*EXCERPT TO READ*:
----------
### Explanation of class

I've created one class named "predictive_analysis" which has different methods. 
It is flexibal so that user just need to call it once and it will store training and testing dataset in internal variable and user do not need to pass it every time.

Here are the list of methods with exaplanation:

<ol>
    <li><b>load_data:</b> This method will ask user to give training and testing file path. It will store the data internally</li>
    <li><b>transform_tfidf:</b> This will normalize training and testing datset using sklean TfidfTransformer</li>
    <li><b>convert_to_binary:</b> To convert rate into binary</li>
    <li><b>logistic_regression:</b> To perform Logistic Regression with option for cross validation</li>
    <li><b>linear_svc:</b> To perform Lieanr SVC with option for cross validation</li>
    <li><b>decision_tree:</b> To perform Decision Tree with option for cross validation</li>
    <li><b>random_forest:</b> To perform Random Forest with option for cross validation</li>
    <li><b>prediction_save_csv:</b> To predict output from given object of method and save it into CSV file</li>
</ol>

## Please note that when you call load_data() function, you need to give input before running any other cell. If you run any other cell without giving it input, Jupyter get stuck as it runs one kernal at a time. It will wait for the input and stuck there while you were trying to run other code and you will need to shutdown the file before running it again.
----------
*INFORMATION SUPPLIED*:

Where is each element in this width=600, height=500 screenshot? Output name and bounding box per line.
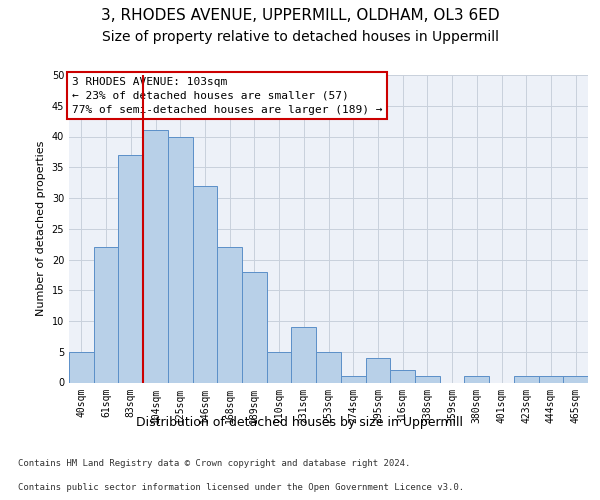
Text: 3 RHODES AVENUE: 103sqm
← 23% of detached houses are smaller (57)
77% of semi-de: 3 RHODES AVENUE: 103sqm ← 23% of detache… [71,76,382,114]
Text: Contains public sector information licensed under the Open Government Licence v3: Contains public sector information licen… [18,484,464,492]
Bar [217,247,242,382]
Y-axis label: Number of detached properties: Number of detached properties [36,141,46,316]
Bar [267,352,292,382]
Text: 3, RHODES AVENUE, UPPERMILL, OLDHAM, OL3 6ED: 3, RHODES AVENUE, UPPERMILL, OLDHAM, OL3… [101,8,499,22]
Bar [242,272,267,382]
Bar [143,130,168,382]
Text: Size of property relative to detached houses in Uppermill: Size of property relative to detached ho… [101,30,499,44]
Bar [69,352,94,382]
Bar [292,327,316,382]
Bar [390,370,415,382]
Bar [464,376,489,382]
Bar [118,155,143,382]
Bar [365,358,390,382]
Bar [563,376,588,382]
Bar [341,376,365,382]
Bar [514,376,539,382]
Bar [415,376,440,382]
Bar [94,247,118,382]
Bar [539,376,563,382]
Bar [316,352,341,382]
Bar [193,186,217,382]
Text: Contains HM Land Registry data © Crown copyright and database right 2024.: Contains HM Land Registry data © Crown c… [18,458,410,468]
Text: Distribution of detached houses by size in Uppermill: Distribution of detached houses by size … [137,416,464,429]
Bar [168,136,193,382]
----------
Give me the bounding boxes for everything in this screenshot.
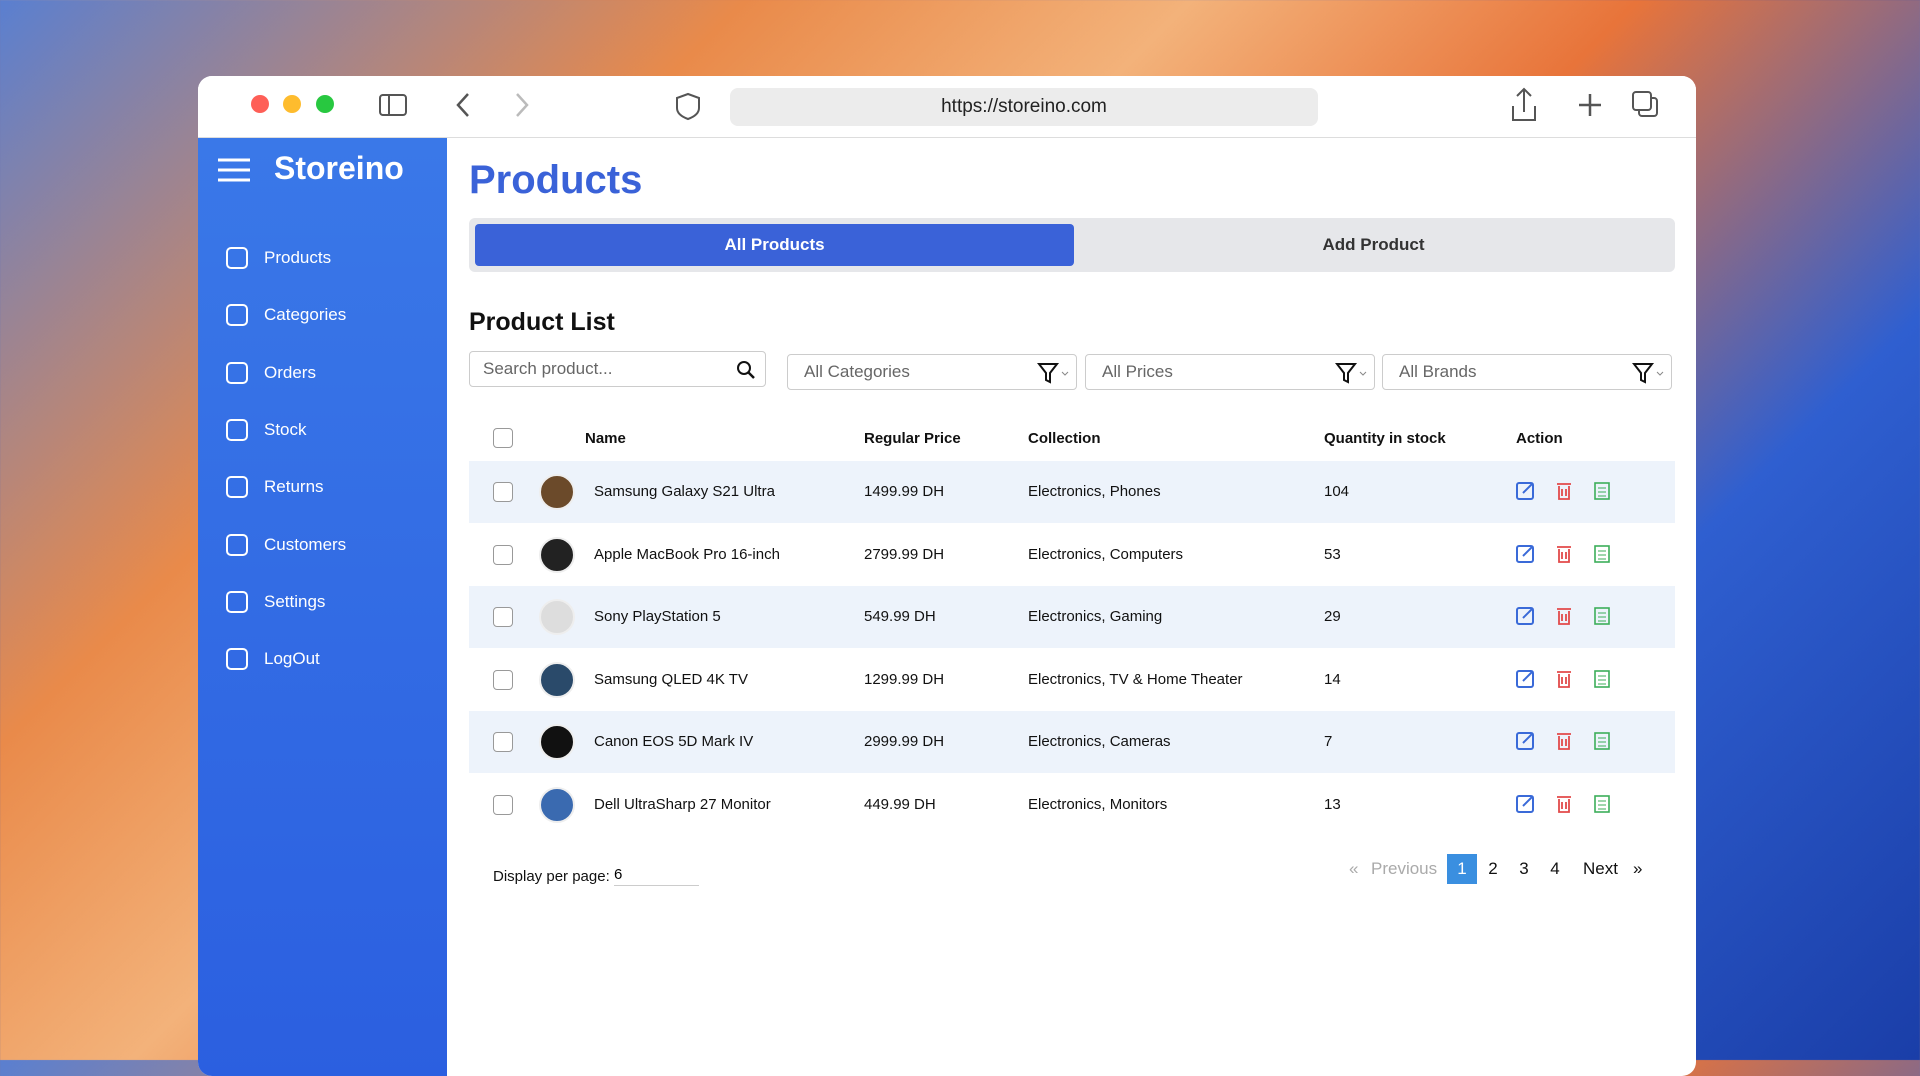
----------
*REQUIRED TASKS*:
1. In the explanation of the predictive_analysis class, which method converts rate into binary?
2. Say whether each statement agrees with the explanation of the predictive_analysis class, answering yes or no and quoting the deciding words: (a) The transform_tfidf method normalizes the training and testing data with TfidfTransformer. (b) The user has to pass the training and testing datasets to the class every time. (c) The prediction_save_csv method saves its output into a JSON file.
3. Please continue the explanation of the predictive_analysis class from where it stops.

*ANSWERS FOR THIS EXERCISE*:
1. The convert_to_binary method.

2.
(a) Yes: "This will normalize training and testing datset using sklean TfidfTransformer"
(b) No: "user do not need to pass it every time"
(c) No: "save it into CSV file"

3.
In [24]:
#Importing required libraries and modules
from sklearn.svm import LinearSVC, SVC
from sklearn.linear_model import LogisticRegression
from sklearn.datasets import load_svmlight_file
from sklearn.tree import DecisionTreeClassifier
from sklearn.feature_extraction.text import TfidfTransformer
from sklearn.ensemble import RandomForestClassifier
from sklearn.model_selection import train_test_split, cross_val_score, GridSearchCV
from sklearn import preprocessing
import numpy as np
import pandas as pd
import seaborn as sns
from mlxtend.plotting import plot_decision_regions
from time import time 
import re


class predictive_models:
    
    def __init__(self):
        self.training_data = ""
        self.testing_data = ""
        self.training_target = ""
        self.testing_target = ""
        
    #def load_data(self, training_data_path, testing_data_path):
    def load_data(self):
        training_data_path = input("Path for training dataset")        
        
        if training_data_path.strip() == "" or re.search(r".feat",training_data_path) is None:
            print("Please enter valid path for training dataset")
        else:
            testing_data_path = input("Path for testing dataset")
            
            if testing_data_path.strip() == "" or re.search(r".feat",testing_data_path) is None: 
                print("Please enter valid path for testing dataset")
            else:
                self.training_data, self.training_target = load_svmlight_file(training_data_path)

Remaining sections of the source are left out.